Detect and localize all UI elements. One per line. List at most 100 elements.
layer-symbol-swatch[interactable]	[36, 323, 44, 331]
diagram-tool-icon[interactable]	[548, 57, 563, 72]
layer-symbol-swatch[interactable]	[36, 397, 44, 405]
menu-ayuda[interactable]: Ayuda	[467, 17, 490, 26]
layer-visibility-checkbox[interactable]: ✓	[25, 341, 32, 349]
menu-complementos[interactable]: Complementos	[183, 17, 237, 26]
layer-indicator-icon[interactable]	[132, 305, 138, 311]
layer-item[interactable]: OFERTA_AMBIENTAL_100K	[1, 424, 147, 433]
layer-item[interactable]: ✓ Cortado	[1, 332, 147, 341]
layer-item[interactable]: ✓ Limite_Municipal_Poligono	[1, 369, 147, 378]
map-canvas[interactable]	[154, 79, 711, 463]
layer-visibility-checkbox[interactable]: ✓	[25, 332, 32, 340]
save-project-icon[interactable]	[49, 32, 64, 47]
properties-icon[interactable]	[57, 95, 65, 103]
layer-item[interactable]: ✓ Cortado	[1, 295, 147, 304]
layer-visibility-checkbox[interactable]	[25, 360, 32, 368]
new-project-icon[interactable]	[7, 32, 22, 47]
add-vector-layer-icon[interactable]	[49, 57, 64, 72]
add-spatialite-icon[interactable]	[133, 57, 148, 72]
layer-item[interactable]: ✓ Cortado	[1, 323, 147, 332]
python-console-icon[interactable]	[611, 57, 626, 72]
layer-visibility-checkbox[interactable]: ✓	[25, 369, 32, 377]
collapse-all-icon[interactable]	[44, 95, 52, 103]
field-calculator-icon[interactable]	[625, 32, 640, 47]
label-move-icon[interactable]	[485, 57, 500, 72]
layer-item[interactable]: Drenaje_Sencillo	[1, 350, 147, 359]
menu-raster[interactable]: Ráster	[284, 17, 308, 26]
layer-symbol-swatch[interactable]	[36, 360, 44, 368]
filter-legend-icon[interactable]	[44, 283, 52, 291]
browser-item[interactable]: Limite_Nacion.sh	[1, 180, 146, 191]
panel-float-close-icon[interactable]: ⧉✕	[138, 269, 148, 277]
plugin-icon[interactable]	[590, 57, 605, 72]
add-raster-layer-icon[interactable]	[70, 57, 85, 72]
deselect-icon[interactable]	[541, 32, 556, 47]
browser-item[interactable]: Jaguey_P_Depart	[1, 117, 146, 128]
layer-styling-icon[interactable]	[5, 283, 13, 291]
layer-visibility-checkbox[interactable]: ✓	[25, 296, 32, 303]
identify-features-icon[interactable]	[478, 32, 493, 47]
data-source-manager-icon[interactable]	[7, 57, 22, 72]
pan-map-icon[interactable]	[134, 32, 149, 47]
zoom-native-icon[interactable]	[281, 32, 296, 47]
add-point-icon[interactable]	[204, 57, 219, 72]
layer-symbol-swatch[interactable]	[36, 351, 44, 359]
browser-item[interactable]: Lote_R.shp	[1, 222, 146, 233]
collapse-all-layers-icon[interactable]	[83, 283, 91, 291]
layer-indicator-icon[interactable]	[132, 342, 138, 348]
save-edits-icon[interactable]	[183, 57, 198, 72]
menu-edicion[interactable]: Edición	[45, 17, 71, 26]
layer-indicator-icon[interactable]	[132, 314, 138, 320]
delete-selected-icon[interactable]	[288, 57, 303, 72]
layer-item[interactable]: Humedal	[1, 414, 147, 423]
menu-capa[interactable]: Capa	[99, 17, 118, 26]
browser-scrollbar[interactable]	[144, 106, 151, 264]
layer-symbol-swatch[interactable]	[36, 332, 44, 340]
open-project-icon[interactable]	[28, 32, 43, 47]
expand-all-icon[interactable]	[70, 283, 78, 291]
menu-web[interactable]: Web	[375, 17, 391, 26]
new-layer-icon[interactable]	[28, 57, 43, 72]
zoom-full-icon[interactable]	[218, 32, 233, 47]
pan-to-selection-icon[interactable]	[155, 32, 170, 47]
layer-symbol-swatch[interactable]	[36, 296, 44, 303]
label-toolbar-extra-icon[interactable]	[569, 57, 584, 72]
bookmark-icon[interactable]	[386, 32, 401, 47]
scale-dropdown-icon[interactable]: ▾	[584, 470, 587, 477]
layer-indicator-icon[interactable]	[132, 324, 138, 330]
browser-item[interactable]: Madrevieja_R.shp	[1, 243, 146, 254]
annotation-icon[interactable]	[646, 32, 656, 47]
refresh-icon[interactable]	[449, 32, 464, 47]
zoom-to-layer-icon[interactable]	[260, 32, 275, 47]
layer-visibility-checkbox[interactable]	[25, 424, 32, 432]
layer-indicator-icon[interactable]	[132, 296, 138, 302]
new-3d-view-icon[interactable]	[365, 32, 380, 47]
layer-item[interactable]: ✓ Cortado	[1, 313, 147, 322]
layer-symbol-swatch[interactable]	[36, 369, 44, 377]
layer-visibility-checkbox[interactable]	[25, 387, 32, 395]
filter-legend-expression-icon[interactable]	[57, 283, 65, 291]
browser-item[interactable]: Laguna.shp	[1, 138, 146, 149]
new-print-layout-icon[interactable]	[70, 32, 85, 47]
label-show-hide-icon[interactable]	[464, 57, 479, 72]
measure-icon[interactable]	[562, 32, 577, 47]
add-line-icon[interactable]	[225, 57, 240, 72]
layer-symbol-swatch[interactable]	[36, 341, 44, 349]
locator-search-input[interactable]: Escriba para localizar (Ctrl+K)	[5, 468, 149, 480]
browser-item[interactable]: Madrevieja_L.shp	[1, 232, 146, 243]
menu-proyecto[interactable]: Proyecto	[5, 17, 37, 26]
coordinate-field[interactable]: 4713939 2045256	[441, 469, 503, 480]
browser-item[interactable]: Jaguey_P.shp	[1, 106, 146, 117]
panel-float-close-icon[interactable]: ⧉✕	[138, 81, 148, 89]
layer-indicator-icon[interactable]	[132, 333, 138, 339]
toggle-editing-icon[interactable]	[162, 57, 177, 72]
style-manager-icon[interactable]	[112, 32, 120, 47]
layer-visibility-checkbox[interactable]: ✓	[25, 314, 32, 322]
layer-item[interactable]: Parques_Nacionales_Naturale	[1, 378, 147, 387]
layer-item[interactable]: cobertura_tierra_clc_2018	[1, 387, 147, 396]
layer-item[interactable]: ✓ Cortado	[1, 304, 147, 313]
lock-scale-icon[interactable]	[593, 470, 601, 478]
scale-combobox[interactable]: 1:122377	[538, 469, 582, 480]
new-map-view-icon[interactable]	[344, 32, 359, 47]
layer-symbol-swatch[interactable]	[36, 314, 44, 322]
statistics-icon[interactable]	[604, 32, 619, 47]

■ ■ ■ ■

STATED EXERCISE » Rewrite everything above, from the first row down to the row containing "32, 149, 47]", as a numbered list. Leave out any blank lines.

RESULT OF THIS EXERCISE »
1. Detect and localize all UI elements. One per line. List at most 100 elements.
2. layer-symbol-swatch[interactable]	[36, 323, 44, 331]
3. diagram-tool-icon[interactable]	[548, 57, 563, 72]
4. layer-symbol-swatch[interactable]	[36, 397, 44, 405]
5. menu-ayuda[interactable]: Ayuda	[467, 17, 490, 26]
6. layer-visibility-checkbox[interactable]: ✓	[25, 341, 32, 349]
7. menu-complementos[interactable]: Complementos	[183, 17, 237, 26]
8. layer-indicator-icon[interactable]	[132, 305, 138, 311]
9. layer-item[interactable]: OFERTA_AMBIENTAL_100K	[1, 424, 147, 433]
10. layer-item[interactable]: ✓ Cortado	[1, 332, 147, 341]
11. layer-item[interactable]: ✓ Limite_Municipal_Poligono	[1, 369, 147, 378]
12. map-canvas[interactable]	[154, 79, 711, 463]
13. layer-visibility-checkbox[interactable]: ✓	[25, 332, 32, 340]
14. save-project-icon[interactable]	[49, 32, 64, 47]
15. properties-icon[interactable]	[57, 95, 65, 103]
16. layer-item[interactable]: ✓ Cortado	[1, 295, 147, 304]
17. layer-visibility-checkbox[interactable]	[25, 360, 32, 368]
18. new-project-icon[interactable]	[7, 32, 22, 47]
19. add-vector-layer-icon[interactable]	[49, 57, 64, 72]
20. add-spatialite-icon[interactable]	[133, 57, 148, 72]
21. layer-item[interactable]: ✓ Cortado	[1, 323, 147, 332]
22. python-console-icon[interactable]	[611, 57, 626, 72]
23. layer-visibility-checkbox[interactable]: ✓	[25, 369, 32, 377]
24. collapse-all-icon[interactable]	[44, 95, 52, 103]
25. field-calculator-icon[interactable]	[625, 32, 640, 47]
26. label-move-icon[interactable]	[485, 57, 500, 72]
27. layer-item[interactable]: Drenaje_Sencillo	[1, 350, 147, 359]
28. menu-raster[interactable]: Ráster	[284, 17, 308, 26]
29. layer-symbol-swatch[interactable]	[36, 360, 44, 368]
30. filter-legend-icon[interactable]	[44, 283, 52, 291]
31. browser-item[interactable]: Limite_Nacion.sh	[1, 180, 146, 191]
32. panel-float-close-icon[interactable]: ⧉✕	[138, 269, 148, 277]
33. plugin-icon[interactable]	[590, 57, 605, 72]
34. add-raster-layer-icon[interactable]	[70, 57, 85, 72]
35. deselect-icon[interactable]	[541, 32, 556, 47]
36. browser-item[interactable]: Jaguey_P_Depart	[1, 117, 146, 128]
37. layer-styling-icon[interactable]	[5, 283, 13, 291]
38. layer-visibility-checkbox[interactable]: ✓	[25, 296, 32, 303]
39. identify-features-icon[interactable]	[478, 32, 493, 47]
40. data-source-manager-icon[interactable]	[7, 57, 22, 72]
41. pan-map-icon[interactable]	[134, 32, 149, 47]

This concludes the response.